[START Given records]

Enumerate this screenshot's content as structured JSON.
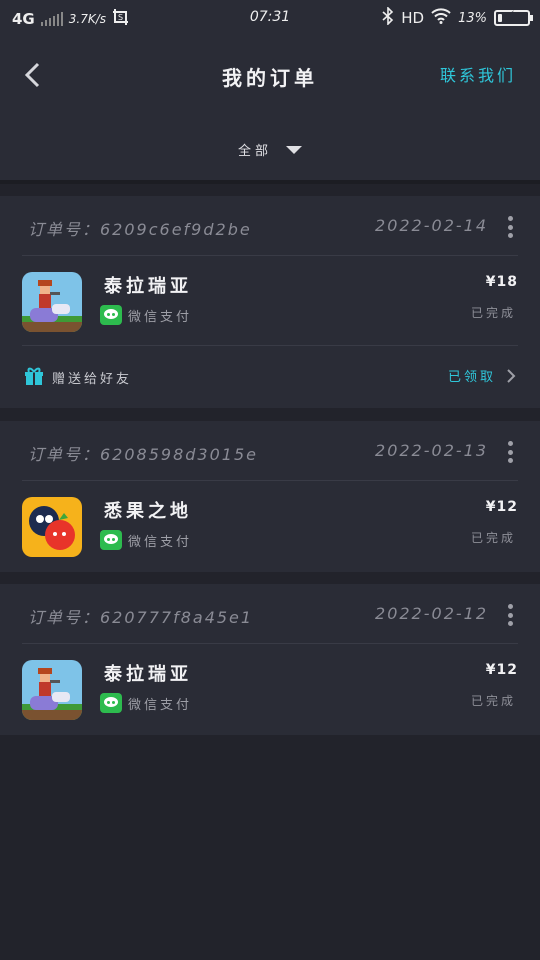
{
  "status_bar": {
    "network": "4G",
    "speed": "3.7K/s",
    "time": "07:31",
    "hd": "HD",
    "battery_percent": "13%",
    "battery_level": 0.13
  },
  "header": {
    "title": "我的订单",
    "contact": "联系我们",
    "filter_label": "全部"
  },
  "colors": {
    "accent": "#2fc6d9",
    "background": "#22232b",
    "card": "#2a2c36",
    "wechat_green": "#2dbb4e"
  },
  "orders": [
    {
      "order_id": "订单号：6209c6ef9d2be",
      "date": "2022-02-14",
      "product_name": "泰拉瑞亚",
      "payment": "微信支付",
      "price": "¥18",
      "status": "已完成",
      "icon": "terraria-game-icon",
      "gift": {
        "label": "赠送给好友",
        "action": "已领取"
      }
    },
    {
      "order_id": "订单号：6208598d3015e",
      "date": "2022-02-13",
      "product_name": "悉果之地",
      "payment": "微信支付",
      "price": "¥12",
      "status": "已完成",
      "icon": "fruit-game-icon"
    },
    {
      "order_id": "订单号：620777f8a45e1",
      "date": "2022-02-12",
      "product_name": "泰拉瑞亚",
      "payment": "微信支付",
      "price": "¥12",
      "status": "已完成",
      "icon": "terraria-game-icon"
    }
  ]
}
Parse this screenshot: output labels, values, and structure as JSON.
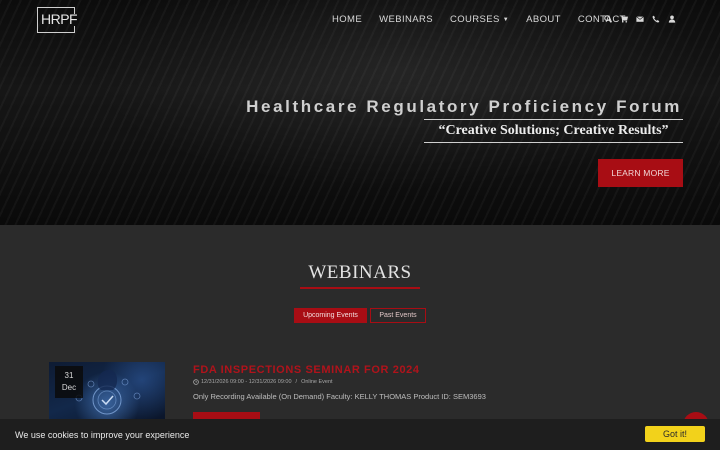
{
  "header": {
    "logo_text": "HRPF",
    "nav": [
      {
        "label": "HOME"
      },
      {
        "label": "WEBINARS"
      },
      {
        "label": "COURSES"
      },
      {
        "label": "ABOUT"
      },
      {
        "label": "CONTACT"
      }
    ],
    "icons": [
      "search-icon",
      "cart-icon",
      "envelope-icon",
      "phone-icon",
      "user-icon"
    ]
  },
  "hero": {
    "title": "Healthcare Regulatory Proficiency Forum",
    "subtitle": "“Creative Solutions; Creative Results”",
    "cta_label": "LEARN MORE"
  },
  "webinars": {
    "heading": "WEBINARS",
    "tabs": [
      {
        "label": "Upcoming Events",
        "active": true
      },
      {
        "label": "Past Events",
        "active": false
      }
    ],
    "event": {
      "date_day": "31",
      "date_month": "Dec",
      "title": "FDA INSPECTIONS SEMINAR FOR 2024",
      "datetime": "12/31/2026 09:00 - 12/31/2026 09:00",
      "location": "Online Event",
      "description": "Only Recording Available (On Demand) Faculty: KELLY THOMAS Product ID: SEM3693"
    }
  },
  "cookie": {
    "message": "We use cookies to improve your experience",
    "button_label": "Got it!"
  },
  "colors": {
    "accent": "#a80d14",
    "cookie_button": "#f2d21b",
    "background": "#2b2b2b"
  }
}
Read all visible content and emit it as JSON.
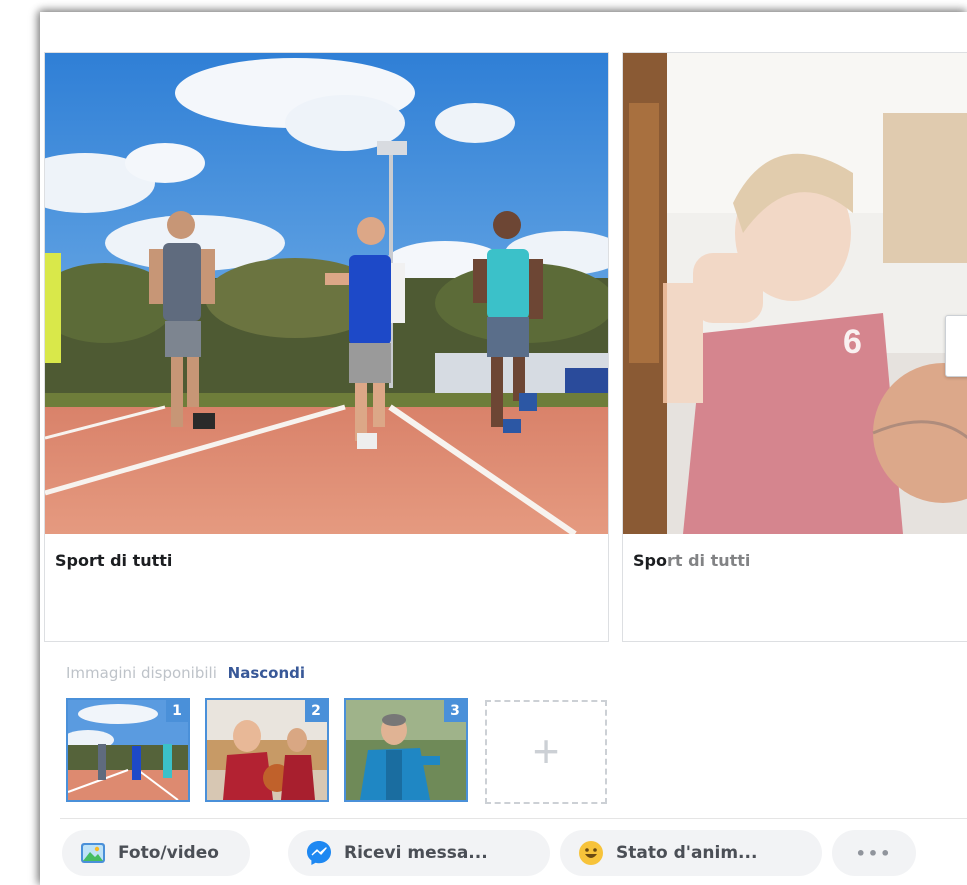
{
  "cards": [
    {
      "caption": "Sport di tutti"
    },
    {
      "caption": "Sport di tutti"
    }
  ],
  "available_label": "Immagini disponibili",
  "hide_link": "Nascondi",
  "thumbnails": [
    {
      "number": "1"
    },
    {
      "number": "2"
    },
    {
      "number": "3"
    }
  ],
  "add_symbol": "+",
  "actions": {
    "photo_video": "Foto/video",
    "messages": "Ricevi messa...",
    "feeling": "Stato d'anim...",
    "more": "•••"
  },
  "colors": {
    "link": "#385898",
    "thumb_border": "#4a90d9",
    "pill_bg": "#f2f3f5"
  }
}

[END Given records]

- _Job_: None of the pictures should appear; repeat the records exactly otherwise.

- _Final result_:
Enumerate this screenshot's content as structured JSON.
{
  "status_bar": {
    "network": "4G",
    "speed": "3.7K/s",
    "time": "07:31",
    "hd": "HD",
    "battery_percent": "13%",
    "battery_level": 0.13
  },
  "header": {
    "title": "我的订单",
    "contact": "联系我们",
    "filter_label": "全部"
  },
  "colors": {
    "accent": "#2fc6d9",
    "background": "#22232b",
    "card": "#2a2c36",
    "wechat_green": "#2dbb4e"
  },
  "orders": [
    {
      "order_id": "订单号：6209c6ef9d2be",
      "date": "2022-02-14",
      "product_name": "泰拉瑞亚",
      "payment": "微信支付",
      "price": "¥18",
      "status": "已完成",
      "icon": "terraria-game-icon",
      "gift": {
        "label": "赠送给好友",
        "action": "已领取"
      }
    },
    {
      "order_id": "订单号：6208598d3015e",
      "date": "2022-02-13",
      "product_name": "悉果之地",
      "payment": "微信支付",
      "price": "¥12",
      "status": "已完成",
      "icon": "fruit-game-icon"
    },
    {
      "order_id": "订单号：620777f8a45e1",
      "date": "2022-02-12",
      "product_name": "泰拉瑞亚",
      "payment": "微信支付",
      "price": "¥12",
      "status": "已完成",
      "icon": "terraria-game-icon"
    }
  ]
}
Parse this screenshot: output labels, values, and structure as JSON.
{
  "header": {
    "logo_text": "HRPF",
    "nav": [
      {
        "label": "HOME"
      },
      {
        "label": "WEBINARS"
      },
      {
        "label": "COURSES"
      },
      {
        "label": "ABOUT"
      },
      {
        "label": "CONTACT"
      }
    ],
    "icons": [
      "search-icon",
      "cart-icon",
      "envelope-icon",
      "phone-icon",
      "user-icon"
    ]
  },
  "hero": {
    "title": "Healthcare Regulatory Proficiency Forum",
    "subtitle": "“Creative Solutions; Creative Results”",
    "cta_label": "LEARN MORE"
  },
  "webinars": {
    "heading": "WEBINARS",
    "tabs": [
      {
        "label": "Upcoming Events",
        "active": true
      },
      {
        "label": "Past Events",
        "active": false
      }
    ],
    "event": {
      "date_day": "31",
      "date_month": "Dec",
      "title": "FDA INSPECTIONS SEMINAR FOR 2024",
      "datetime": "12/31/2026 09:00 - 12/31/2026 09:00",
      "location": "Online Event",
      "description": "Only Recording Available (On Demand) Faculty: KELLY THOMAS Product ID: SEM3693"
    }
  },
  "cookie": {
    "message": "We use cookies to improve your experience",
    "button_label": "Got it!"
  },
  "colors": {
    "accent": "#a80d14",
    "cookie_button": "#f2d21b",
    "background": "#2b2b2b"
  }
}
Read all visible content and emit it as JSON.
{
  "cards": [
    {
      "caption": "Sport di tutti"
    },
    {
      "caption": "Sport di tutti"
    }
  ],
  "available_label": "Immagini disponibili",
  "hide_link": "Nascondi",
  "thumbnails": [
    {
      "number": "1"
    },
    {
      "number": "2"
    },
    {
      "number": "3"
    }
  ],
  "add_symbol": "+",
  "actions": {
    "photo_video": "Foto/video",
    "messages": "Ricevi messa...",
    "feeling": "Stato d'anim...",
    "more": "•••"
  },
  "colors": {
    "link": "#385898",
    "thumb_border": "#4a90d9",
    "pill_bg": "#f2f3f5"
  }
}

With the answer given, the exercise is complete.